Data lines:
>>>>>
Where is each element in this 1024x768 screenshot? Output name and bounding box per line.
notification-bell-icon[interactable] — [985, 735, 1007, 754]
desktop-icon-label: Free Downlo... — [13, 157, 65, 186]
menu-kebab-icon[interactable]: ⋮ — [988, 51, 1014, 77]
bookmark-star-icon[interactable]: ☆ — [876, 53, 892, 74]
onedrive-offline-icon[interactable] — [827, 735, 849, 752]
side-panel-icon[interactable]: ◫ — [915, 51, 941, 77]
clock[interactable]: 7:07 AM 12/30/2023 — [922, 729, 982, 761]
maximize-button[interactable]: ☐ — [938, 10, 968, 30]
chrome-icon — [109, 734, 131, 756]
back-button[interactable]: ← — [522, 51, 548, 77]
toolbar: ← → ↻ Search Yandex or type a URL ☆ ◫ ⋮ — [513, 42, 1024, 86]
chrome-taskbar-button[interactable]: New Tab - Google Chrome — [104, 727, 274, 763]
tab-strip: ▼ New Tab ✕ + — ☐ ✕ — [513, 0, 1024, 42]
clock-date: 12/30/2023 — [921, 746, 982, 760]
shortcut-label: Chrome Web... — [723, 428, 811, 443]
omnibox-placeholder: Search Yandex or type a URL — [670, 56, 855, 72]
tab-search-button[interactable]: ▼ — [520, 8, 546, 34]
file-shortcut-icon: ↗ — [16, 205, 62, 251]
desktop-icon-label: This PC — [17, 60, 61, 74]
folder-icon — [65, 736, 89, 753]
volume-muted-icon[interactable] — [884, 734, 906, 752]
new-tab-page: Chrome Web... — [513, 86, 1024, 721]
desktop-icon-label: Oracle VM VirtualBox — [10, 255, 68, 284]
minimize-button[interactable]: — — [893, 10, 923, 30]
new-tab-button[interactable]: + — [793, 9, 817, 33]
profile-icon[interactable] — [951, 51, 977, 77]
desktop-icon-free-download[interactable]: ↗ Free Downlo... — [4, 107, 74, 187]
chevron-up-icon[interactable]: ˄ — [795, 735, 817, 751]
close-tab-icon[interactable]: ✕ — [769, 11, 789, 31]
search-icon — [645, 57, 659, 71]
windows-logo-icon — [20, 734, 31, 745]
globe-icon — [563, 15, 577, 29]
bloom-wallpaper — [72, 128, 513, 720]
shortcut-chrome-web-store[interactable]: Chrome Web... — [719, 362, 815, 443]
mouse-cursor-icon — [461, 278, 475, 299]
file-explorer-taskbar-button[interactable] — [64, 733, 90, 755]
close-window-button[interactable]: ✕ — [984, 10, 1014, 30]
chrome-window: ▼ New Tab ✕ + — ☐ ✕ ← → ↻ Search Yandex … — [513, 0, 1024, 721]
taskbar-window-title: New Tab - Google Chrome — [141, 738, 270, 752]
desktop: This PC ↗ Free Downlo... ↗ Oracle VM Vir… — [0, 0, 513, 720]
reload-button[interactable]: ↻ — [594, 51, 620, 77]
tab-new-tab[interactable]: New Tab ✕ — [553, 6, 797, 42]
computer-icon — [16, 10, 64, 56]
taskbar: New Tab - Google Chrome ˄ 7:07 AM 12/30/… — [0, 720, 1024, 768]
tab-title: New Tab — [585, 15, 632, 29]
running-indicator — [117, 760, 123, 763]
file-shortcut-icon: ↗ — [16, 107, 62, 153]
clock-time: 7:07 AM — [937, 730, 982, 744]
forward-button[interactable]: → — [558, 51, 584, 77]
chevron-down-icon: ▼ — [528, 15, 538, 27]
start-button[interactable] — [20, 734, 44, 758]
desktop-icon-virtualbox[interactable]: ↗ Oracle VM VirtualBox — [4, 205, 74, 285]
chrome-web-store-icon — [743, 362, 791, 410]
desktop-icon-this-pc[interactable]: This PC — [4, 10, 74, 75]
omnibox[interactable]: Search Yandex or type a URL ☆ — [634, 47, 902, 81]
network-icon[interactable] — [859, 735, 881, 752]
<<<<<
Instruction
Copy every line of the records above without changing a single character.

Exercise output
Where is each element in this 1024x768 screenshot? Output name and bounding box per line.
notification-bell-icon[interactable] — [985, 735, 1007, 754]
desktop-icon-label: Free Downlo... — [13, 157, 65, 186]
menu-kebab-icon[interactable]: ⋮ — [988, 51, 1014, 77]
bookmark-star-icon[interactable]: ☆ — [876, 53, 892, 74]
onedrive-offline-icon[interactable] — [827, 735, 849, 752]
side-panel-icon[interactable]: ◫ — [915, 51, 941, 77]
clock[interactable]: 7:07 AM 12/30/2023 — [922, 729, 982, 761]
maximize-button[interactable]: ☐ — [938, 10, 968, 30]
chrome-icon — [109, 734, 131, 756]
back-button[interactable]: ← — [522, 51, 548, 77]
toolbar: ← → ↻ Search Yandex or type a URL ☆ ◫ ⋮ — [513, 42, 1024, 86]
chrome-taskbar-button[interactable]: New Tab - Google Chrome — [104, 727, 274, 763]
tab-strip: ▼ New Tab ✕ + — ☐ ✕ — [513, 0, 1024, 42]
clock-date: 12/30/2023 — [921, 746, 982, 760]
shortcut-label: Chrome Web... — [723, 428, 811, 443]
omnibox-placeholder: Search Yandex or type a URL — [670, 56, 855, 72]
tab-search-button[interactable]: ▼ — [520, 8, 546, 34]
file-shortcut-icon: ↗ — [16, 205, 62, 251]
desktop-icon-label: This PC — [17, 60, 61, 74]
folder-icon — [65, 736, 89, 753]
volume-muted-icon[interactable] — [884, 734, 906, 752]
new-tab-page: Chrome Web... — [513, 86, 1024, 721]
desktop-icon-label: Oracle VM VirtualBox — [10, 255, 68, 284]
minimize-button[interactable]: — — [893, 10, 923, 30]
new-tab-button[interactable]: + — [793, 9, 817, 33]
profile-icon[interactable] — [951, 51, 977, 77]
desktop-icon-free-download[interactable]: ↗ Free Downlo... — [4, 107, 74, 187]
chevron-up-icon[interactable]: ˄ — [795, 735, 817, 751]
close-tab-icon[interactable]: ✕ — [769, 11, 789, 31]
search-icon — [645, 57, 659, 71]
windows-logo-icon — [20, 734, 31, 745]
globe-icon — [563, 15, 577, 29]
bloom-wallpaper — [72, 128, 513, 720]
shortcut-chrome-web-store[interactable]: Chrome Web... — [719, 362, 815, 443]
mouse-cursor-icon — [461, 278, 475, 299]
file-explorer-taskbar-button[interactable] — [64, 733, 90, 755]
close-window-button[interactable]: ✕ — [984, 10, 1014, 30]
chrome-window: ▼ New Tab ✕ + — ☐ ✕ ← → ↻ Search Yandex … — [513, 0, 1024, 721]
taskbar-window-title: New Tab - Google Chrome — [141, 738, 270, 752]
desktop: This PC ↗ Free Downlo... ↗ Oracle VM Vir… — [0, 0, 513, 720]
reload-button[interactable]: ↻ — [594, 51, 620, 77]
tab-new-tab[interactable]: New Tab ✕ — [553, 6, 797, 42]
computer-icon — [16, 10, 64, 56]
taskbar: New Tab - Google Chrome ˄ 7:07 AM 12/30/… — [0, 720, 1024, 768]
tab-title: New Tab — [585, 15, 632, 29]
running-indicator — [117, 760, 123, 763]
file-shortcut-icon: ↗ — [16, 107, 62, 153]
clock-time: 7:07 AM — [937, 730, 982, 744]
forward-button[interactable]: → — [558, 51, 584, 77]
chevron-down-icon: ▼ — [528, 15, 538, 27]
start-button[interactable] — [20, 734, 44, 758]
desktop-icon-virtualbox[interactable]: ↗ Oracle VM VirtualBox — [4, 205, 74, 285]
chrome-web-store-icon — [743, 362, 791, 410]
desktop-icon-this-pc[interactable]: This PC — [4, 10, 74, 75]
omnibox[interactable]: Search Yandex or type a URL ☆ — [634, 47, 902, 81]
network-icon[interactable] — [859, 735, 881, 752]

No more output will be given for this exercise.